* **Material for this task**
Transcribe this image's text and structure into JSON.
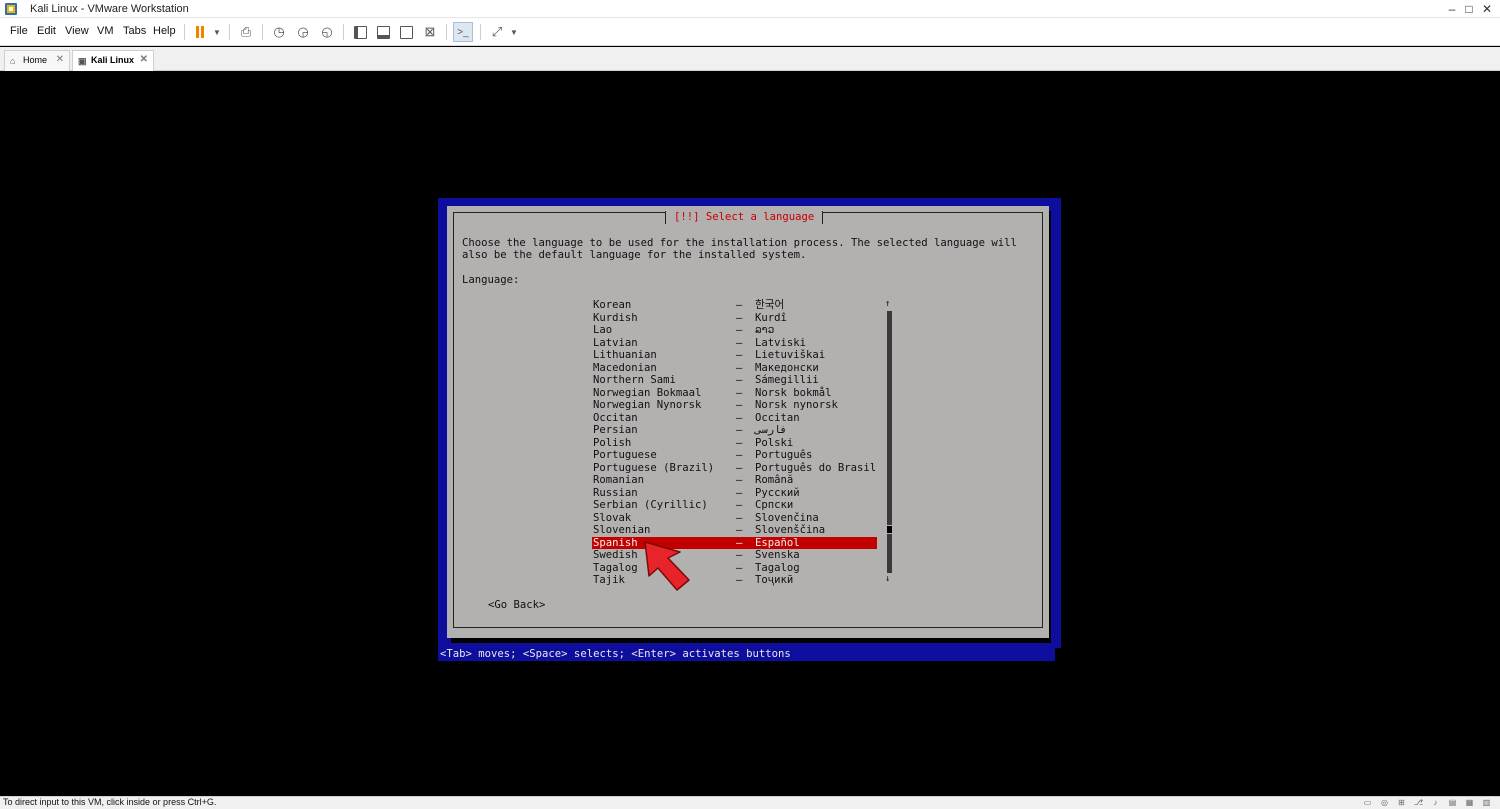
{
  "window": {
    "title": "Kali Linux - VMware Workstation",
    "minimize": "–",
    "maximize": "□",
    "close": "✕"
  },
  "menu": {
    "file": "File",
    "edit": "Edit",
    "view": "View",
    "vm": "VM",
    "tabs": "Tabs",
    "help": "Help"
  },
  "tabs": {
    "home": "Home",
    "kali": "Kali Linux",
    "close": "✕"
  },
  "installer": {
    "title": "[!!] Select a language",
    "description_line1": "Choose the language to be used for the installation process. The selected language will",
    "description_line2": "also be the default language for the installed system.",
    "language_label": "Language:",
    "languages": [
      {
        "name": "Korean",
        "native": "한국어"
      },
      {
        "name": "Kurdish",
        "native": "Kurdî"
      },
      {
        "name": "Lao",
        "native": "ລາວ"
      },
      {
        "name": "Latvian",
        "native": "Latviski"
      },
      {
        "name": "Lithuanian",
        "native": "Lietuviškai"
      },
      {
        "name": "Macedonian",
        "native": "Македонски"
      },
      {
        "name": "Northern Sami",
        "native": "Sámegillii"
      },
      {
        "name": "Norwegian Bokmaal",
        "native": "Norsk bokmål"
      },
      {
        "name": "Norwegian Nynorsk",
        "native": "Norsk nynorsk"
      },
      {
        "name": "Occitan",
        "native": "Occitan"
      },
      {
        "name": "Persian",
        "native": "فارسی"
      },
      {
        "name": "Polish",
        "native": "Polski"
      },
      {
        "name": "Portuguese",
        "native": "Português"
      },
      {
        "name": "Portuguese (Brazil)",
        "native": "Português do Brasil"
      },
      {
        "name": "Romanian",
        "native": "Română"
      },
      {
        "name": "Russian",
        "native": "Русский"
      },
      {
        "name": "Serbian (Cyrillic)",
        "native": "Српски"
      },
      {
        "name": "Slovak",
        "native": "Slovenčina"
      },
      {
        "name": "Slovenian",
        "native": "Slovenščina"
      },
      {
        "name": "Spanish",
        "native": "Español"
      },
      {
        "name": "Swedish",
        "native": "Svenska"
      },
      {
        "name": "Tagalog",
        "native": "Tagalog"
      },
      {
        "name": "Tajik",
        "native": "Тоҷикӣ"
      }
    ],
    "selected_language": "Spanish",
    "separator": "–",
    "scroll_up": "↑",
    "scroll_down": "↓",
    "go_back": "<Go Back>",
    "help_line": "<Tab> moves; <Space> selects; <Enter> activates buttons"
  },
  "statusbar": {
    "text": "To direct input to this VM, click inside or press Ctrl+G."
  },
  "colors": {
    "installer_blue": "#0e0e9e",
    "dialog_gray": "#b3b0b0",
    "selection_red": "#c20000",
    "title_red": "#c60000",
    "pointer_red": "#e8232a"
  }
}
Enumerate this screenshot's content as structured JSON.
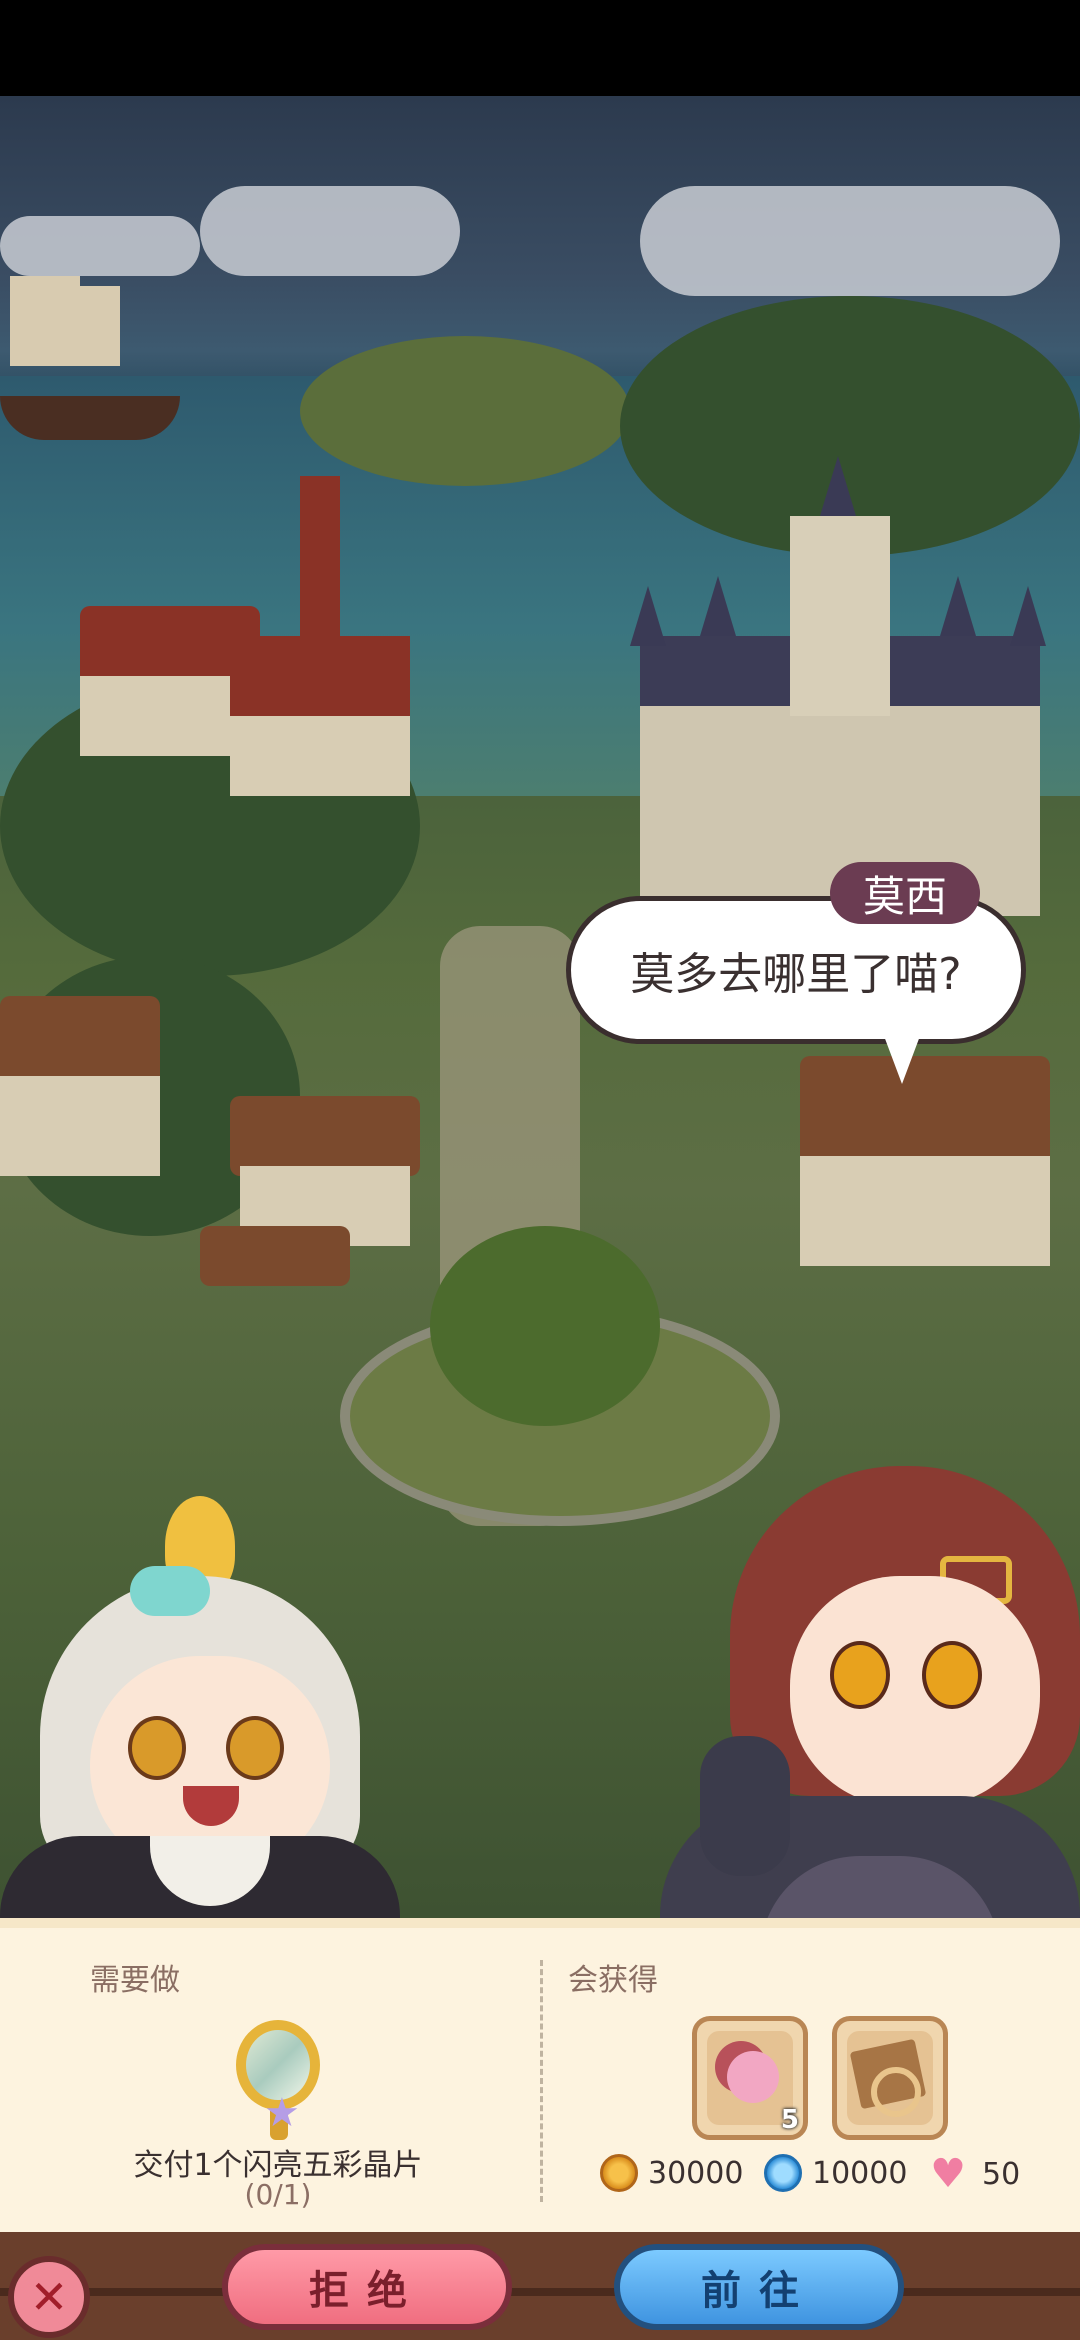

* **Aim of the task**
Report each line in the preceding entries that holds the string "JSON".

* **Final answer**
Transcribe this image's text and structure into JSON.
Enumerate this screenshot's content as structured JSON.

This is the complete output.